[Stored data entries]
++++++++

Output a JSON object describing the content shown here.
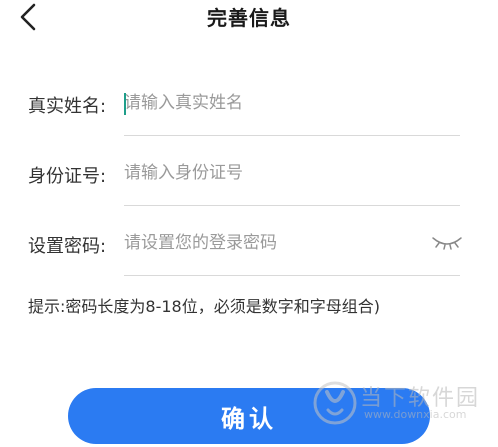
{
  "header": {
    "title": "完善信息",
    "back_icon": "chevron-left-icon"
  },
  "form": {
    "name": {
      "label": "真实姓名:",
      "placeholder": "请输入真实姓名",
      "value": ""
    },
    "id_number": {
      "label": "身份证号:",
      "placeholder": "请输入身份证号",
      "value": ""
    },
    "password": {
      "label": "设置密码:",
      "placeholder": "请设置您的登录密码",
      "value": "",
      "toggle_icon": "eye-closed-icon"
    }
  },
  "hint": "提示:密码长度为8-18位，必须是数字和字母组合)",
  "confirm_label": "确认",
  "watermark": {
    "name": "当下软件园",
    "url": "www.downxia.com"
  },
  "colors": {
    "primary": "#2b7bf2",
    "cursor": "#1f9e8a",
    "divider": "#d9d9d9",
    "placeholder": "#9a9a9a"
  }
}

++++++++

* _Goal_:
Quote the listing above in full, except for the pictures.

* _Exercise result_:
Output a JSON object describing the content shown here.
{
  "header": {
    "title": "完善信息",
    "back_icon": "chevron-left-icon"
  },
  "form": {
    "name": {
      "label": "真实姓名:",
      "placeholder": "请输入真实姓名",
      "value": ""
    },
    "id_number": {
      "label": "身份证号:",
      "placeholder": "请输入身份证号",
      "value": ""
    },
    "password": {
      "label": "设置密码:",
      "placeholder": "请设置您的登录密码",
      "value": "",
      "toggle_icon": "eye-closed-icon"
    }
  },
  "hint": "提示:密码长度为8-18位，必须是数字和字母组合)",
  "confirm_label": "确认",
  "watermark": {
    "name": "当下软件园",
    "url": "www.downxia.com"
  },
  "colors": {
    "primary": "#2b7bf2",
    "cursor": "#1f9e8a",
    "divider": "#d9d9d9",
    "placeholder": "#9a9a9a"
  }
}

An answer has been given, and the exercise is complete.